::: LISTED RECORDS
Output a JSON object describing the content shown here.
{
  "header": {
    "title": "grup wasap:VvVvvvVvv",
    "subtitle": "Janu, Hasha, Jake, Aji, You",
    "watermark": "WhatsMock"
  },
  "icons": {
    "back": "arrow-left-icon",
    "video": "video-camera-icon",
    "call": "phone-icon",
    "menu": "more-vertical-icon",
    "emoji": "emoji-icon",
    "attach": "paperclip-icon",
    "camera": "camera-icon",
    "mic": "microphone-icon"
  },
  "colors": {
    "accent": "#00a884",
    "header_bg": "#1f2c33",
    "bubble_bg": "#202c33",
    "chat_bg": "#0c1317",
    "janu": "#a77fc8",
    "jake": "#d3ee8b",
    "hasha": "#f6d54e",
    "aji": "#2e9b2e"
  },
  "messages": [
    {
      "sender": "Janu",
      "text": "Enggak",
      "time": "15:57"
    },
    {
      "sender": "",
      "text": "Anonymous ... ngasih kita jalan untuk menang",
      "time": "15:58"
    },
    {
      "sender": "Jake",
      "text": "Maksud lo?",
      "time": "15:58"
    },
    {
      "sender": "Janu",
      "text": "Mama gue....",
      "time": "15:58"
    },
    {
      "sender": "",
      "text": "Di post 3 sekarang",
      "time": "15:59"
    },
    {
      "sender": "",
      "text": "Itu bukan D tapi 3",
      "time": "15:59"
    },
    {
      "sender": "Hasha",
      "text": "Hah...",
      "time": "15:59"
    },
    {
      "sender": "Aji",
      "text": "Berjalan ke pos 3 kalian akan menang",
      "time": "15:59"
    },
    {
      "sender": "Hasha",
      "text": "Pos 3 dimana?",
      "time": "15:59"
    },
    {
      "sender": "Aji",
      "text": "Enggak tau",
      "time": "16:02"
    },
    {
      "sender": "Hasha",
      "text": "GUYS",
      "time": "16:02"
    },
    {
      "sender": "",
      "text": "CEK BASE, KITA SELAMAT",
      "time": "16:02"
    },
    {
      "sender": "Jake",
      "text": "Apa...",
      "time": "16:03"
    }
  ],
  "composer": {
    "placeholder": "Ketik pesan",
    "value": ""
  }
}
::::::
_EXERCISE DESCRIPTION_
Reproduce the material above without altering a single character.

_RESPONSE TO THE EXERCISE_
Output a JSON object describing the content shown here.
{
  "header": {
    "title": "grup wasap:VvVvvvVvv",
    "subtitle": "Janu, Hasha, Jake, Aji, You",
    "watermark": "WhatsMock"
  },
  "icons": {
    "back": "arrow-left-icon",
    "video": "video-camera-icon",
    "call": "phone-icon",
    "menu": "more-vertical-icon",
    "emoji": "emoji-icon",
    "attach": "paperclip-icon",
    "camera": "camera-icon",
    "mic": "microphone-icon"
  },
  "colors": {
    "accent": "#00a884",
    "header_bg": "#1f2c33",
    "bubble_bg": "#202c33",
    "chat_bg": "#0c1317",
    "janu": "#a77fc8",
    "jake": "#d3ee8b",
    "hasha": "#f6d54e",
    "aji": "#2e9b2e"
  },
  "messages": [
    {
      "sender": "Janu",
      "text": "Enggak",
      "time": "15:57"
    },
    {
      "sender": "",
      "text": "Anonymous ... ngasih kita jalan untuk menang",
      "time": "15:58"
    },
    {
      "sender": "Jake",
      "text": "Maksud lo?",
      "time": "15:58"
    },
    {
      "sender": "Janu",
      "text": "Mama gue....",
      "time": "15:58"
    },
    {
      "sender": "",
      "text": "Di post 3 sekarang",
      "time": "15:59"
    },
    {
      "sender": "",
      "text": "Itu bukan D tapi 3",
      "time": "15:59"
    },
    {
      "sender": "Hasha",
      "text": "Hah...",
      "time": "15:59"
    },
    {
      "sender": "Aji",
      "text": "Berjalan ke pos 3 kalian akan menang",
      "time": "15:59"
    },
    {
      "sender": "Hasha",
      "text": "Pos 3 dimana?",
      "time": "15:59"
    },
    {
      "sender": "Aji",
      "text": "Enggak tau",
      "time": "16:02"
    },
    {
      "sender": "Hasha",
      "text": "GUYS",
      "time": "16:02"
    },
    {
      "sender": "",
      "text": "CEK BASE, KITA SELAMAT",
      "time": "16:02"
    },
    {
      "sender": "Jake",
      "text": "Apa...",
      "time": "16:03"
    }
  ],
  "composer": {
    "placeholder": "Ketik pesan",
    "value": ""
  }
}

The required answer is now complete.